[Data items]
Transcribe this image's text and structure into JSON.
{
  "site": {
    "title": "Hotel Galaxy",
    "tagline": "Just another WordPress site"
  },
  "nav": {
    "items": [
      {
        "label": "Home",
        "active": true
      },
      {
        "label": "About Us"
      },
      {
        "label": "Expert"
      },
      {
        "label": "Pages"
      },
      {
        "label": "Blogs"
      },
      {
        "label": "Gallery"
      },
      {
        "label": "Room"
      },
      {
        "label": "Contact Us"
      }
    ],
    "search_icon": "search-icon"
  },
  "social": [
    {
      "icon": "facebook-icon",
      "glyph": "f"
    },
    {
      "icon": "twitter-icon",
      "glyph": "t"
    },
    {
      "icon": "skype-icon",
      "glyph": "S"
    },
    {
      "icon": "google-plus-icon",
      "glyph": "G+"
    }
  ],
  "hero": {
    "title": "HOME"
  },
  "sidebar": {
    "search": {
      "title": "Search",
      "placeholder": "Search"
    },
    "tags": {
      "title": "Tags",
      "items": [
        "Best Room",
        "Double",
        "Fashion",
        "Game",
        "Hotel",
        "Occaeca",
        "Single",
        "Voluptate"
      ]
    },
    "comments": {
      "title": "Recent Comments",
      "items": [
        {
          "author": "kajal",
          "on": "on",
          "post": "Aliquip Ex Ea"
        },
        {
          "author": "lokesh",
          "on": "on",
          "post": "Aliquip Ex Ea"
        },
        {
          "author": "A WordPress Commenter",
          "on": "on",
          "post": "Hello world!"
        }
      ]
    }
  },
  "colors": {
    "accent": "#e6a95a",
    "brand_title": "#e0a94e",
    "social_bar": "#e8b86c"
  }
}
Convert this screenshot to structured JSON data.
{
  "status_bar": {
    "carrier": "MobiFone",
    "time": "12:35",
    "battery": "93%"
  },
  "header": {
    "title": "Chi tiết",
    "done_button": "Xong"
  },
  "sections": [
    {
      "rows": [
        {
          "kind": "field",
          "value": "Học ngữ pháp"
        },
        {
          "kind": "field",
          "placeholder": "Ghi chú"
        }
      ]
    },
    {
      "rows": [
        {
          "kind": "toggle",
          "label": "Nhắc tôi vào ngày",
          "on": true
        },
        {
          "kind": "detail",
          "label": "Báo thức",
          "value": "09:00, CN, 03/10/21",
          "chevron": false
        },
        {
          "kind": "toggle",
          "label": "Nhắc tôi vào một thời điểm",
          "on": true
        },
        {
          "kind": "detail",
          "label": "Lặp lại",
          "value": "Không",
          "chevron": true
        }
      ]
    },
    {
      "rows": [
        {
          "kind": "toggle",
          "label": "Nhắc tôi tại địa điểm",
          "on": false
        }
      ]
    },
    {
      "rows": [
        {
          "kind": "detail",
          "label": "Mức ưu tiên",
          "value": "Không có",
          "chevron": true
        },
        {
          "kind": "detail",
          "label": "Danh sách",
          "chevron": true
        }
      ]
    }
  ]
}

[Aim]
Check each line of the records above for the string "WordPress", and report every line that has it.

[Completed task]
    "tagline": "Just another WordPress site"
          "author": "A WordPress Commenter",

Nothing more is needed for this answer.